-- Start of STORED ROWS --

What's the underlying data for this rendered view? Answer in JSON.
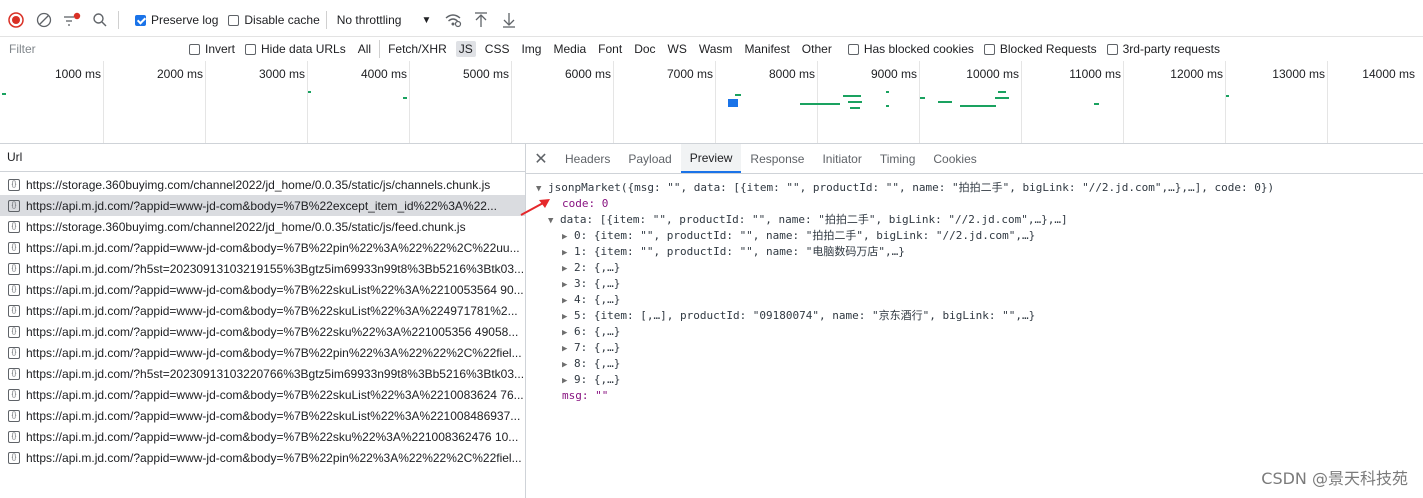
{
  "toolbar": {
    "preserve_log": "Preserve log",
    "disable_cache": "Disable cache",
    "throttling": "No throttling"
  },
  "filterbar": {
    "placeholder": "Filter",
    "invert": "Invert",
    "hide_data_urls": "Hide data URLs",
    "types": [
      "All",
      "Fetch/XHR",
      "JS",
      "CSS",
      "Img",
      "Media",
      "Font",
      "Doc",
      "WS",
      "Wasm",
      "Manifest",
      "Other"
    ],
    "has_blocked_cookies": "Has blocked cookies",
    "blocked_requests": "Blocked Requests",
    "third_party": "3rd-party requests"
  },
  "timeline": {
    "ticks": [
      "1000 ms",
      "2000 ms",
      "3000 ms",
      "4000 ms",
      "5000 ms",
      "6000 ms",
      "7000 ms",
      "8000 ms",
      "9000 ms",
      "10000 ms",
      "11000 ms",
      "12000 ms",
      "13000 ms",
      "14000 ms"
    ]
  },
  "requests": {
    "column": "Url",
    "items": [
      "https://storage.360buyimg.com/channel2022/jd_home/0.0.35/static/js/channels.chunk.js",
      "https://api.m.jd.com/?appid=www-jd-com&body=%7B%22except_item_id%22%3A%22...",
      "https://storage.360buyimg.com/channel2022/jd_home/0.0.35/static/js/feed.chunk.js",
      "https://api.m.jd.com/?appid=www-jd-com&body=%7B%22pin%22%3A%22%22%2C%22uu...",
      "https://api.m.jd.com/?h5st=20230913103219155%3Bgtz5im69933n99t8%3Bb5216%3Btk03...",
      "https://api.m.jd.com/?appid=www-jd-com&body=%7B%22skuList%22%3A%2210053564 90...",
      "https://api.m.jd.com/?appid=www-jd-com&body=%7B%22skuList%22%3A%224971781%2...",
      "https://api.m.jd.com/?appid=www-jd-com&body=%7B%22sku%22%3A%221005356 49058...",
      "https://api.m.jd.com/?appid=www-jd-com&body=%7B%22pin%22%3A%22%22%2C%22fiel...",
      "https://api.m.jd.com/?h5st=20230913103220766%3Bgtz5im69933n99t8%3Bb5216%3Btk03...",
      "https://api.m.jd.com/?appid=www-jd-com&body=%7B%22skuList%22%3A%2210083624 76...",
      "https://api.m.jd.com/?appid=www-jd-com&body=%7B%22skuList%22%3A%221008486937...",
      "https://api.m.jd.com/?appid=www-jd-com&body=%7B%22sku%22%3A%221008362476 10...",
      "https://api.m.jd.com/?appid=www-jd-com&body=%7B%22pin%22%3A%22%22%2C%22fiel..."
    ]
  },
  "detail": {
    "tabs": [
      "Headers",
      "Payload",
      "Preview",
      "Response",
      "Initiator",
      "Timing",
      "Cookies"
    ],
    "active_tab": "Preview",
    "lines": [
      "jsonpMarket({msg: \"\", data: [{item: \"\", productId: \"\", name: \"拍拍二手\", bigLink: \"//2.jd.com\",…},…], code: 0})",
      "code: 0",
      "data: [{item: \"\", productId: \"\", name: \"拍拍二手\", bigLink: \"//2.jd.com\",…},…]",
      "0: {item: \"\", productId: \"\", name: \"拍拍二手\", bigLink: \"//2.jd.com\",…}",
      "1: {item: \"\", productId: \"\", name: \"电脑数码万店\",…}",
      "2: {,…}",
      "3: {,…}",
      "4: {,…}",
      "5: {item: [,…], productId: \"09180074\", name: \"京东酒行\", bigLink: \"\",…}",
      "6: {,…}",
      "7: {,…}",
      "8: {,…}",
      "9: {,…}",
      "msg: \"\""
    ]
  },
  "watermark": "CSDN @景天科技苑",
  "colors": {
    "accent": "#1a73e8",
    "record": "#d93025",
    "waterfall": "#1aa260"
  }
}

-- End of STORED ROWS --

Reproduce the entries above without change, omitting all pictures.

**SOLUTION TO THE PROBLEM**
What's the underlying data for this rendered view? Answer in JSON.
{
  "toolbar": {
    "preserve_log": "Preserve log",
    "disable_cache": "Disable cache",
    "throttling": "No throttling"
  },
  "filterbar": {
    "placeholder": "Filter",
    "invert": "Invert",
    "hide_data_urls": "Hide data URLs",
    "types": [
      "All",
      "Fetch/XHR",
      "JS",
      "CSS",
      "Img",
      "Media",
      "Font",
      "Doc",
      "WS",
      "Wasm",
      "Manifest",
      "Other"
    ],
    "has_blocked_cookies": "Has blocked cookies",
    "blocked_requests": "Blocked Requests",
    "third_party": "3rd-party requests"
  },
  "timeline": {
    "ticks": [
      "1000 ms",
      "2000 ms",
      "3000 ms",
      "4000 ms",
      "5000 ms",
      "6000 ms",
      "7000 ms",
      "8000 ms",
      "9000 ms",
      "10000 ms",
      "11000 ms",
      "12000 ms",
      "13000 ms",
      "14000 ms"
    ]
  },
  "requests": {
    "column": "Url",
    "items": [
      "https://storage.360buyimg.com/channel2022/jd_home/0.0.35/static/js/channels.chunk.js",
      "https://api.m.jd.com/?appid=www-jd-com&body=%7B%22except_item_id%22%3A%22...",
      "https://storage.360buyimg.com/channel2022/jd_home/0.0.35/static/js/feed.chunk.js",
      "https://api.m.jd.com/?appid=www-jd-com&body=%7B%22pin%22%3A%22%22%2C%22uu...",
      "https://api.m.jd.com/?h5st=20230913103219155%3Bgtz5im69933n99t8%3Bb5216%3Btk03...",
      "https://api.m.jd.com/?appid=www-jd-com&body=%7B%22skuList%22%3A%2210053564 90...",
      "https://api.m.jd.com/?appid=www-jd-com&body=%7B%22skuList%22%3A%224971781%2...",
      "https://api.m.jd.com/?appid=www-jd-com&body=%7B%22sku%22%3A%221005356 49058...",
      "https://api.m.jd.com/?appid=www-jd-com&body=%7B%22pin%22%3A%22%22%2C%22fiel...",
      "https://api.m.jd.com/?h5st=20230913103220766%3Bgtz5im69933n99t8%3Bb5216%3Btk03...",
      "https://api.m.jd.com/?appid=www-jd-com&body=%7B%22skuList%22%3A%2210083624 76...",
      "https://api.m.jd.com/?appid=www-jd-com&body=%7B%22skuList%22%3A%221008486937...",
      "https://api.m.jd.com/?appid=www-jd-com&body=%7B%22sku%22%3A%221008362476 10...",
      "https://api.m.jd.com/?appid=www-jd-com&body=%7B%22pin%22%3A%22%22%2C%22fiel..."
    ]
  },
  "detail": {
    "tabs": [
      "Headers",
      "Payload",
      "Preview",
      "Response",
      "Initiator",
      "Timing",
      "Cookies"
    ],
    "active_tab": "Preview",
    "lines": [
      "jsonpMarket({msg: \"\", data: [{item: \"\", productId: \"\", name: \"拍拍二手\", bigLink: \"//2.jd.com\",…},…], code: 0})",
      "code: 0",
      "data: [{item: \"\", productId: \"\", name: \"拍拍二手\", bigLink: \"//2.jd.com\",…},…]",
      "0: {item: \"\", productId: \"\", name: \"拍拍二手\", bigLink: \"//2.jd.com\",…}",
      "1: {item: \"\", productId: \"\", name: \"电脑数码万店\",…}",
      "2: {,…}",
      "3: {,…}",
      "4: {,…}",
      "5: {item: [,…], productId: \"09180074\", name: \"京东酒行\", bigLink: \"\",…}",
      "6: {,…}",
      "7: {,…}",
      "8: {,…}",
      "9: {,…}",
      "msg: \"\""
    ]
  },
  "watermark": "CSDN @景天科技苑",
  "colors": {
    "accent": "#1a73e8",
    "record": "#d93025",
    "waterfall": "#1aa260"
  }
}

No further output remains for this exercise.